Please give the listing again in its entirety, exactly as written.
--------------------------------------------------
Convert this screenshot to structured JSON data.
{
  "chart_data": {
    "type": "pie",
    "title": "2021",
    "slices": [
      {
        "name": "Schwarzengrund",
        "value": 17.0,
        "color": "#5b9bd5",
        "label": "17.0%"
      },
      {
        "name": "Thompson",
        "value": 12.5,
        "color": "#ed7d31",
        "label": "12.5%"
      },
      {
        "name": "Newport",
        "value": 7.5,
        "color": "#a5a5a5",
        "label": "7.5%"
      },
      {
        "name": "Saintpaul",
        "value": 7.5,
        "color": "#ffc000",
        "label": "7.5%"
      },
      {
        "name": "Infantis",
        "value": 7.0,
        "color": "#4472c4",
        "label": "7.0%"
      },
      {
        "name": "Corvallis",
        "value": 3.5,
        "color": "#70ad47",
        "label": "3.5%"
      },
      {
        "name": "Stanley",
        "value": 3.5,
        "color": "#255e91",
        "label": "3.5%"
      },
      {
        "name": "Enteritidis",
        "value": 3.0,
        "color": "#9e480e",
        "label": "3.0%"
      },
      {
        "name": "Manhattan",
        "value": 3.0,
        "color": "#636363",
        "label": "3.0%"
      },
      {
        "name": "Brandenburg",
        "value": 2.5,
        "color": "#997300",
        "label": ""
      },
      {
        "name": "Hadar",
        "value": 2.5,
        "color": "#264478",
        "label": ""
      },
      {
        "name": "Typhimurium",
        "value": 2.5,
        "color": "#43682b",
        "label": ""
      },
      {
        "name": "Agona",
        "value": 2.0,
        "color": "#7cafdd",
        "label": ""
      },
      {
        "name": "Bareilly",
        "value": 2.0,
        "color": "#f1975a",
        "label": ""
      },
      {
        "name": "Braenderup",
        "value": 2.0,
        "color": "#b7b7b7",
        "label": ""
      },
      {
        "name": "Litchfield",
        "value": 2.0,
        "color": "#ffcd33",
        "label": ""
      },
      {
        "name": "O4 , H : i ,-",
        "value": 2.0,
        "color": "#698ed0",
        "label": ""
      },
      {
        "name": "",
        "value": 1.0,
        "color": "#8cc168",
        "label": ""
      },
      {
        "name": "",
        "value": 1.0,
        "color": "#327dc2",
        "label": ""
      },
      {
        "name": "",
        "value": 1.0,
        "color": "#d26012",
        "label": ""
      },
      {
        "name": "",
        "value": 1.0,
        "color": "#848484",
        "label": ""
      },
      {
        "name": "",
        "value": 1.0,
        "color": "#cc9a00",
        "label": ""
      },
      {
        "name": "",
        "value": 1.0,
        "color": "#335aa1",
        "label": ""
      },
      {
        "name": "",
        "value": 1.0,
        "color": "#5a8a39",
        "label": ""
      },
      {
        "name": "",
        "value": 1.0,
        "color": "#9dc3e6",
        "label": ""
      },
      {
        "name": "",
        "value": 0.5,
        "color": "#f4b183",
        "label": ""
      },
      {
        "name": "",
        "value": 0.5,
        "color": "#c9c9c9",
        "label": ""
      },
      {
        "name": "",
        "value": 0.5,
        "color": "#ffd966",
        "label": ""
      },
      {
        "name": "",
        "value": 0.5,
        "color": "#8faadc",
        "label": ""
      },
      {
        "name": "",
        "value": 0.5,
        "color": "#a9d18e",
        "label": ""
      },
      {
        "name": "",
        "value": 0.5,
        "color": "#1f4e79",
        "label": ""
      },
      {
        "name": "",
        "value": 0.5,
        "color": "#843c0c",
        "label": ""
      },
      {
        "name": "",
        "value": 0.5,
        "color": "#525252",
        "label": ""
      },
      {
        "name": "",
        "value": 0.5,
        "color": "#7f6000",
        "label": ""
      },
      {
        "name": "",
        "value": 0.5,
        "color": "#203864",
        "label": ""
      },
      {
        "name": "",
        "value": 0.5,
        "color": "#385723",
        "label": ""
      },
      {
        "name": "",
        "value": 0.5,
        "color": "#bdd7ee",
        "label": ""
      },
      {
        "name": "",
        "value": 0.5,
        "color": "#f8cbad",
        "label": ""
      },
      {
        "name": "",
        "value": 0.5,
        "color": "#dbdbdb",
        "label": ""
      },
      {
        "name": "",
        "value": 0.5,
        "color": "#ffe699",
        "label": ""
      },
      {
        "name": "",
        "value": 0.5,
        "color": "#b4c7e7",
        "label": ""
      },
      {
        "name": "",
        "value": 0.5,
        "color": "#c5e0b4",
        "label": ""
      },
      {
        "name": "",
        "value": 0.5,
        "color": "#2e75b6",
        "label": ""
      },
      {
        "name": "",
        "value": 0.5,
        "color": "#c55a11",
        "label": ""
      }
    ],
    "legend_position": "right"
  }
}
--------------------------------------------------
● Solution for this exercise:
Convert this screenshot to structured JSON data.
{
  "chart_data": {
    "type": "pie",
    "title": "2021",
    "slices": [
      {
        "name": "Schwarzengrund",
        "value": 17.0,
        "color": "#5b9bd5",
        "label": "17.0%"
      },
      {
        "name": "Thompson",
        "value": 12.5,
        "color": "#ed7d31",
        "label": "12.5%"
      },
      {
        "name": "Newport",
        "value": 7.5,
        "color": "#a5a5a5",
        "label": "7.5%"
      },
      {
        "name": "Saintpaul",
        "value": 7.5,
        "color": "#ffc000",
        "label": "7.5%"
      },
      {
        "name": "Infantis",
        "value": 7.0,
        "color": "#4472c4",
        "label": "7.0%"
      },
      {
        "name": "Corvallis",
        "value": 3.5,
        "color": "#70ad47",
        "label": "3.5%"
      },
      {
        "name": "Stanley",
        "value": 3.5,
        "color": "#255e91",
        "label": "3.5%"
      },
      {
        "name": "Enteritidis",
        "value": 3.0,
        "color": "#9e480e",
        "label": "3.0%"
      },
      {
        "name": "Manhattan",
        "value": 3.0,
        "color": "#636363",
        "label": "3.0%"
      },
      {
        "name": "Brandenburg",
        "value": 2.5,
        "color": "#997300",
        "label": ""
      },
      {
        "name": "Hadar",
        "value": 2.5,
        "color": "#264478",
        "label": ""
      },
      {
        "name": "Typhimurium",
        "value": 2.5,
        "color": "#43682b",
        "label": ""
      },
      {
        "name": "Agona",
        "value": 2.0,
        "color": "#7cafdd",
        "label": ""
      },
      {
        "name": "Bareilly",
        "value": 2.0,
        "color": "#f1975a",
        "label": ""
      },
      {
        "name": "Braenderup",
        "value": 2.0,
        "color": "#b7b7b7",
        "label": ""
      },
      {
        "name": "Litchfield",
        "value": 2.0,
        "color": "#ffcd33",
        "label": ""
      },
      {
        "name": "O4 , H : i ,-",
        "value": 2.0,
        "color": "#698ed0",
        "label": ""
      },
      {
        "name": "",
        "value": 1.0,
        "color": "#8cc168",
        "label": ""
      },
      {
        "name": "",
        "value": 1.0,
        "color": "#327dc2",
        "label": ""
      },
      {
        "name": "",
        "value": 1.0,
        "color": "#d26012",
        "label": ""
      },
      {
        "name": "",
        "value": 1.0,
        "color": "#848484",
        "label": ""
      },
      {
        "name": "",
        "value": 1.0,
        "color": "#cc9a00",
        "label": ""
      },
      {
        "name": "",
        "value": 1.0,
        "color": "#335aa1",
        "label": ""
      },
      {
        "name": "",
        "value": 1.0,
        "color": "#5a8a39",
        "label": ""
      },
      {
        "name": "",
        "value": 1.0,
        "color": "#9dc3e6",
        "label": ""
      },
      {
        "name": "",
        "value": 0.5,
        "color": "#f4b183",
        "label": ""
      },
      {
        "name": "",
        "value": 0.5,
        "color": "#c9c9c9",
        "label": ""
      },
      {
        "name": "",
        "value": 0.5,
        "color": "#ffd966",
        "label": ""
      },
      {
        "name": "",
        "value": 0.5,
        "color": "#8faadc",
        "label": ""
      },
      {
        "name": "",
        "value": 0.5,
        "color": "#a9d18e",
        "label": ""
      },
      {
        "name": "",
        "value": 0.5,
        "color": "#1f4e79",
        "label": ""
      },
      {
        "name": "",
        "value": 0.5,
        "color": "#843c0c",
        "label": ""
      },
      {
        "name": "",
        "value": 0.5,
        "color": "#525252",
        "label": ""
      },
      {
        "name": "",
        "value": 0.5,
        "color": "#7f6000",
        "label": ""
      },
      {
        "name": "",
        "value": 0.5,
        "color": "#203864",
        "label": ""
      },
      {
        "name": "",
        "value": 0.5,
        "color": "#385723",
        "label": ""
      },
      {
        "name": "",
        "value": 0.5,
        "color": "#bdd7ee",
        "label": ""
      },
      {
        "name": "",
        "value": 0.5,
        "color": "#f8cbad",
        "label": ""
      },
      {
        "name": "",
        "value": 0.5,
        "color": "#dbdbdb",
        "label": ""
      },
      {
        "name": "",
        "value": 0.5,
        "color": "#ffe699",
        "label": ""
      },
      {
        "name": "",
        "value": 0.5,
        "color": "#b4c7e7",
        "label": ""
      },
      {
        "name": "",
        "value": 0.5,
        "color": "#c5e0b4",
        "label": ""
      },
      {
        "name": "",
        "value": 0.5,
        "color": "#2e75b6",
        "label": ""
      },
      {
        "name": "",
        "value": 0.5,
        "color": "#c55a11",
        "label": ""
      }
    ],
    "legend_position": "right"
  }
}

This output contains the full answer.